* Start *
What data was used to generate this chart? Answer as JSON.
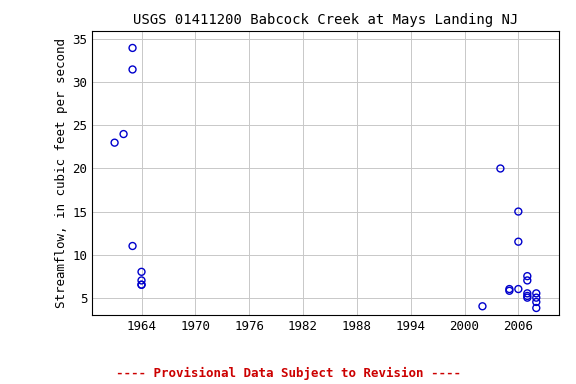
{
  "title": "USGS 01411200 Babcock Creek at Mays Landing NJ",
  "ylabel": "Streamflow, in cubic feet per second",
  "x_data": [
    1961,
    1962,
    1963,
    1963,
    1963,
    1964,
    1964,
    1964,
    1964,
    2002,
    2004,
    2005,
    2005,
    2006,
    2006,
    2006,
    2007,
    2007,
    2007,
    2007,
    2007,
    2008,
    2008,
    2008,
    2008
  ],
  "y_data": [
    23,
    24,
    34,
    31.5,
    11,
    6.5,
    7,
    8,
    6.5,
    4,
    20,
    6,
    5.8,
    15,
    11.5,
    6,
    7.5,
    7,
    5.2,
    5,
    5.5,
    4.5,
    5,
    3.8,
    5.5
  ],
  "marker_color": "#0000CC",
  "marker_size": 5,
  "marker_style": "o",
  "xlim": [
    1958.5,
    2010.5
  ],
  "ylim": [
    3,
    36
  ],
  "xticks": [
    1964,
    1970,
    1976,
    1982,
    1988,
    1994,
    2000,
    2006
  ],
  "yticks": [
    5,
    10,
    15,
    20,
    25,
    30,
    35
  ],
  "grid_color": "#c8c8c8",
  "bg_color": "#ffffff",
  "provisional_text": "---- Provisional Data Subject to Revision ----",
  "provisional_color": "#cc0000",
  "title_fontsize": 10,
  "label_fontsize": 9,
  "tick_fontsize": 9,
  "provisional_fontsize": 9
}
* End *
--- EXERCISE ---
Without the pictures, repeat all the records word for word.

--- RESPONSE FOR THIS EXERCISE ---
What data was used to generate this chart? Answer as JSON.
{
  "title": "USGS 01411200 Babcock Creek at Mays Landing NJ",
  "ylabel": "Streamflow, in cubic feet per second",
  "x_data": [
    1961,
    1962,
    1963,
    1963,
    1963,
    1964,
    1964,
    1964,
    1964,
    2002,
    2004,
    2005,
    2005,
    2006,
    2006,
    2006,
    2007,
    2007,
    2007,
    2007,
    2007,
    2008,
    2008,
    2008,
    2008
  ],
  "y_data": [
    23,
    24,
    34,
    31.5,
    11,
    6.5,
    7,
    8,
    6.5,
    4,
    20,
    6,
    5.8,
    15,
    11.5,
    6,
    7.5,
    7,
    5.2,
    5,
    5.5,
    4.5,
    5,
    3.8,
    5.5
  ],
  "marker_color": "#0000CC",
  "marker_size": 5,
  "marker_style": "o",
  "xlim": [
    1958.5,
    2010.5
  ],
  "ylim": [
    3,
    36
  ],
  "xticks": [
    1964,
    1970,
    1976,
    1982,
    1988,
    1994,
    2000,
    2006
  ],
  "yticks": [
    5,
    10,
    15,
    20,
    25,
    30,
    35
  ],
  "grid_color": "#c8c8c8",
  "bg_color": "#ffffff",
  "provisional_text": "---- Provisional Data Subject to Revision ----",
  "provisional_color": "#cc0000",
  "title_fontsize": 10,
  "label_fontsize": 9,
  "tick_fontsize": 9,
  "provisional_fontsize": 9
}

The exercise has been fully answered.